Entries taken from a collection
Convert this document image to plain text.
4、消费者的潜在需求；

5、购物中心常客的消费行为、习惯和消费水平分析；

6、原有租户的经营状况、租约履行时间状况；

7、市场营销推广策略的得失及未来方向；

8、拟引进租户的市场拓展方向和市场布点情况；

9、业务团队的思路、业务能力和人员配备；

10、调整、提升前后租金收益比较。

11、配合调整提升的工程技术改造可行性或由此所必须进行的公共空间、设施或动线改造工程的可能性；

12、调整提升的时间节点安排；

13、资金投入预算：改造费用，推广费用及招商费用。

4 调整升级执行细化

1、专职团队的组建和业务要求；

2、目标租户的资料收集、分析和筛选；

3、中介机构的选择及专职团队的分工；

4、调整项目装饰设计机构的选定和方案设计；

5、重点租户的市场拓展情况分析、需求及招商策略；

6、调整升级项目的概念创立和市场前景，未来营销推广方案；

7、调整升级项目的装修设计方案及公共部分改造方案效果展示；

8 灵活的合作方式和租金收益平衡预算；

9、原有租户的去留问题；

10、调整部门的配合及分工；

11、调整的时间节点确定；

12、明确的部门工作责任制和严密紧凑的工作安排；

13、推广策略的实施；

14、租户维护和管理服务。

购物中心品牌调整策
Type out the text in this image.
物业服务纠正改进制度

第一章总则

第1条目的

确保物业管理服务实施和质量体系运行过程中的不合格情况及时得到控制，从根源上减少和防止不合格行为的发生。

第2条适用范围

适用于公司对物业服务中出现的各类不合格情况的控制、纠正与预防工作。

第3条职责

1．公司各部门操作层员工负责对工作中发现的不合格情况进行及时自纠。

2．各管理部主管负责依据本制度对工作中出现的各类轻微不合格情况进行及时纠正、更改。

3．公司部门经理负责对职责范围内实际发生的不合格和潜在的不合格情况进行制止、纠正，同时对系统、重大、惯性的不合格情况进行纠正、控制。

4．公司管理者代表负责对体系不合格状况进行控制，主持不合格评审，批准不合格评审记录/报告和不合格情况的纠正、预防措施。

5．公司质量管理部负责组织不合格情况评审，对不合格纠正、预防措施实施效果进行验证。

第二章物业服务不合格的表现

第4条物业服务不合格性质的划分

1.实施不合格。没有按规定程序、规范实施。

● **GOAL**: Copy out all lines above that include the string "image".

● **EXERCISE RESULT**:
Convert this document image to plain text.
Type out the text in this image.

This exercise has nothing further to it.